**Work to do**
Print all the entries verbatim.

**Stored items from a collection**
((

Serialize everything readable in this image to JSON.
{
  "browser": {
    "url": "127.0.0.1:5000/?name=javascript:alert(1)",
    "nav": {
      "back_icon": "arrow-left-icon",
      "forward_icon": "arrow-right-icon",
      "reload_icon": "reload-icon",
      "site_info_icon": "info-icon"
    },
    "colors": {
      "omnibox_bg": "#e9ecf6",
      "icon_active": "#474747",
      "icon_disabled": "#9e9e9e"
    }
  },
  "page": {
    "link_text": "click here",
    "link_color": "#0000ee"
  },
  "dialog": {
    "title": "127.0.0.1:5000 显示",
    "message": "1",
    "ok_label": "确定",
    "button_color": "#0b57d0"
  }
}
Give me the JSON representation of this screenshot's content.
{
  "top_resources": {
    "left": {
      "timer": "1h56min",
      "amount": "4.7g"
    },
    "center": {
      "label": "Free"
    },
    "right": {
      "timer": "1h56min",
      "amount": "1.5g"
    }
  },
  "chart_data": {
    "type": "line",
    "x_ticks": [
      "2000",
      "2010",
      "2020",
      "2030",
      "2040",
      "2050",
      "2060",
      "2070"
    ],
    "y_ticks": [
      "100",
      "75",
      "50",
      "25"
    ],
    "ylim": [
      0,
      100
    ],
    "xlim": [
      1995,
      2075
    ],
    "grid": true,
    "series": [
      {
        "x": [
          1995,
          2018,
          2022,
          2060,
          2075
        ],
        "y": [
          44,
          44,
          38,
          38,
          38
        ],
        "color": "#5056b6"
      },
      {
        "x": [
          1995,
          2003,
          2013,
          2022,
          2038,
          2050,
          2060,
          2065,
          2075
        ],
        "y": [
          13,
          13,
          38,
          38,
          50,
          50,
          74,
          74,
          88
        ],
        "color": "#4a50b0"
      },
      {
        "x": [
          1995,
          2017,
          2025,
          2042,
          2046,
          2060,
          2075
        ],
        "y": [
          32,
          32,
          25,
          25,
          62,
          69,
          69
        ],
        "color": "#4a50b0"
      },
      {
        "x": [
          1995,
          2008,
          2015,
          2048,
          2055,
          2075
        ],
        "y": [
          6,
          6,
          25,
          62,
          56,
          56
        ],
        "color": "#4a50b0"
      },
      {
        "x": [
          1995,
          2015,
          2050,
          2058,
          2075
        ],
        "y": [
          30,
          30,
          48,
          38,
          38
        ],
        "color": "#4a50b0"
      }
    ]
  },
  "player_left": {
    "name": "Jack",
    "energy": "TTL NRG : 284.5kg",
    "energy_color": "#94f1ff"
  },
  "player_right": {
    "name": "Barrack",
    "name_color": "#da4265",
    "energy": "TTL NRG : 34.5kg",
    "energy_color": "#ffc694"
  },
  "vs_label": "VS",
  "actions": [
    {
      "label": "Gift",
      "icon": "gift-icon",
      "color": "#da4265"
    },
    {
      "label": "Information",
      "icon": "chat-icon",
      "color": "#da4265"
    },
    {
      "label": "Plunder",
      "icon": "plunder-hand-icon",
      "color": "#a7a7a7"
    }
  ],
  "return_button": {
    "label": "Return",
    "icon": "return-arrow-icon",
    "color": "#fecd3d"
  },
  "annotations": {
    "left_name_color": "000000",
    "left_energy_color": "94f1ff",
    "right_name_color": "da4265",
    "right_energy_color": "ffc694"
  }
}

))

**Task answer**
Serialize everything readable in this image to JSON.
{
  "browser": {
    "url": "127.0.0.1:5000/?name=javascript:alert(1)",
    "nav": {
      "back_icon": "arrow-left-icon",
      "forward_icon": "arrow-right-icon",
      "reload_icon": "reload-icon",
      "site_info_icon": "info-icon"
    },
    "colors": {
      "omnibox_bg": "#e9ecf6",
      "icon_active": "#474747",
      "icon_disabled": "#9e9e9e"
    }
  },
  "page": {
    "link_text": "click here",
    "link_color": "#0000ee"
  },
  "dialog": {
    "title": "127.0.0.1:5000 显示",
    "message": "1",
    "ok_label": "确定",
    "button_color": "#0b57d0"
  }
}
Give me the JSON representation of this screenshot's content.
{
  "top_resources": {
    "left": {
      "timer": "1h56min",
      "amount": "4.7g"
    },
    "center": {
      "label": "Free"
    },
    "right": {
      "timer": "1h56min",
      "amount": "1.5g"
    }
  },
  "chart_data": {
    "type": "line",
    "x_ticks": [
      "2000",
      "2010",
      "2020",
      "2030",
      "2040",
      "2050",
      "2060",
      "2070"
    ],
    "y_ticks": [
      "100",
      "75",
      "50",
      "25"
    ],
    "ylim": [
      0,
      100
    ],
    "xlim": [
      1995,
      2075
    ],
    "grid": true,
    "series": [
      {
        "x": [
          1995,
          2018,
          2022,
          2060,
          2075
        ],
        "y": [
          44,
          44,
          38,
          38,
          38
        ],
        "color": "#5056b6"
      },
      {
        "x": [
          1995,
          2003,
          2013,
          2022,
          2038,
          2050,
          2060,
          2065,
          2075
        ],
        "y": [
          13,
          13,
          38,
          38,
          50,
          50,
          74,
          74,
          88
        ],
        "color": "#4a50b0"
      },
      {
        "x": [
          1995,
          2017,
          2025,
          2042,
          2046,
          2060,
          2075
        ],
        "y": [
          32,
          32,
          25,
          25,
          62,
          69,
          69
        ],
        "color": "#4a50b0"
      },
      {
        "x": [
          1995,
          2008,
          2015,
          2048,
          2055,
          2075
        ],
        "y": [
          6,
          6,
          25,
          62,
          56,
          56
        ],
        "color": "#4a50b0"
      },
      {
        "x": [
          1995,
          2015,
          2050,
          2058,
          2075
        ],
        "y": [
          30,
          30,
          48,
          38,
          38
        ],
        "color": "#4a50b0"
      }
    ]
  },
  "player_left": {
    "name": "Jack",
    "energy": "TTL NRG : 284.5kg",
    "energy_color": "#94f1ff"
  },
  "player_right": {
    "name": "Barrack",
    "name_color": "#da4265",
    "energy": "TTL NRG : 34.5kg",
    "energy_color": "#ffc694"
  },
  "vs_label": "VS",
  "actions": [
    {
      "label": "Gift",
      "icon": "gift-icon",
      "color": "#da4265"
    },
    {
      "label": "Information",
      "icon": "chat-icon",
      "color": "#da4265"
    },
    {
      "label": "Plunder",
      "icon": "plunder-hand-icon",
      "color": "#a7a7a7"
    }
  ],
  "return_button": {
    "label": "Return",
    "icon": "return-arrow-icon",
    "color": "#fecd3d"
  },
  "annotations": {
    "left_name_color": "000000",
    "left_energy_color": "94f1ff",
    "right_name_color": "da4265",
    "right_energy_color": "ffc694"
  }
}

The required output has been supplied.